**Requirements**
The entries below should be given again exactly, minus their pictures.

**Material shown**
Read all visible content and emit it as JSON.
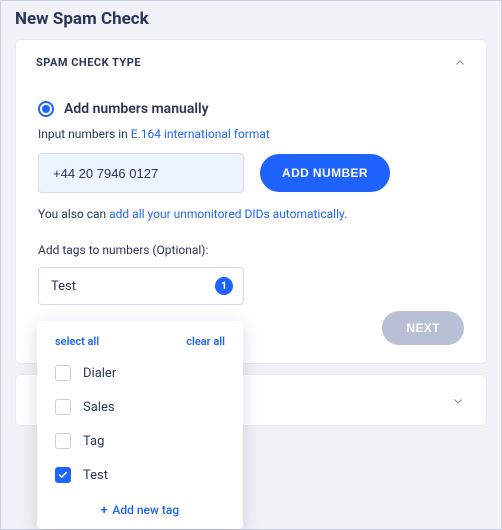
{
  "page_title": "New Spam Check",
  "panel1": {
    "title": "SPAM CHECK TYPE",
    "radio_label": "Add numbers manually",
    "hint_prefix": "Input numbers in ",
    "hint_link": "E.164 international format",
    "number_value": "+44 20 7946 0127",
    "add_number_label": "ADD NUMBER",
    "also_prefix": "You also can ",
    "also_link": "add all your unmonitored DIDs automatically.",
    "tags_label": "Add tags to numbers (Optional):",
    "tags_value": "Test",
    "tags_count": "1",
    "next_label": "NEXT"
  },
  "dropdown": {
    "select_all": "select all",
    "clear_all": "clear all",
    "options": [
      {
        "label": "Dialer",
        "checked": false
      },
      {
        "label": "Sales",
        "checked": false
      },
      {
        "label": "Tag",
        "checked": false
      },
      {
        "label": "Test",
        "checked": true
      }
    ],
    "add_new": "Add new tag"
  }
}
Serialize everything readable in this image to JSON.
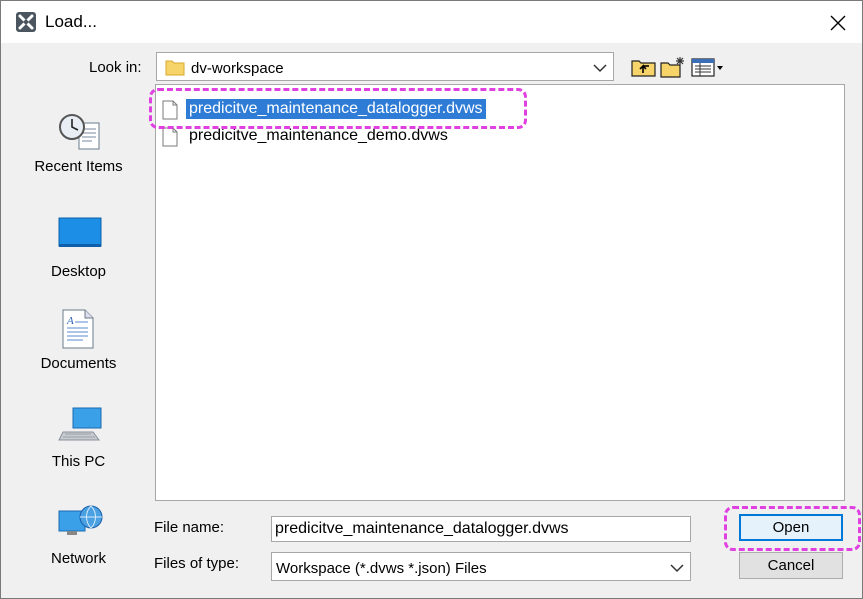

**Finished exercise**
Read all visible content and emit it as JSON.
{
  "page_title": "New Spam Check",
  "panel1": {
    "title": "SPAM CHECK TYPE",
    "radio_label": "Add numbers manually",
    "hint_prefix": "Input numbers in ",
    "hint_link": "E.164 international format",
    "number_value": "+44 20 7946 0127",
    "add_number_label": "ADD NUMBER",
    "also_prefix": "You also can ",
    "also_link": "add all your unmonitored DIDs automatically.",
    "tags_label": "Add tags to numbers (Optional):",
    "tags_value": "Test",
    "tags_count": "1",
    "next_label": "NEXT"
  },
  "dropdown": {
    "select_all": "select all",
    "clear_all": "clear all",
    "options": [
      {
        "label": "Dialer",
        "checked": false
      },
      {
        "label": "Sales",
        "checked": false
      },
      {
        "label": "Tag",
        "checked": false
      },
      {
        "label": "Test",
        "checked": true
      }
    ],
    "add_new": "Add new tag"
  }
}
Serialize everything readable in this image to JSON.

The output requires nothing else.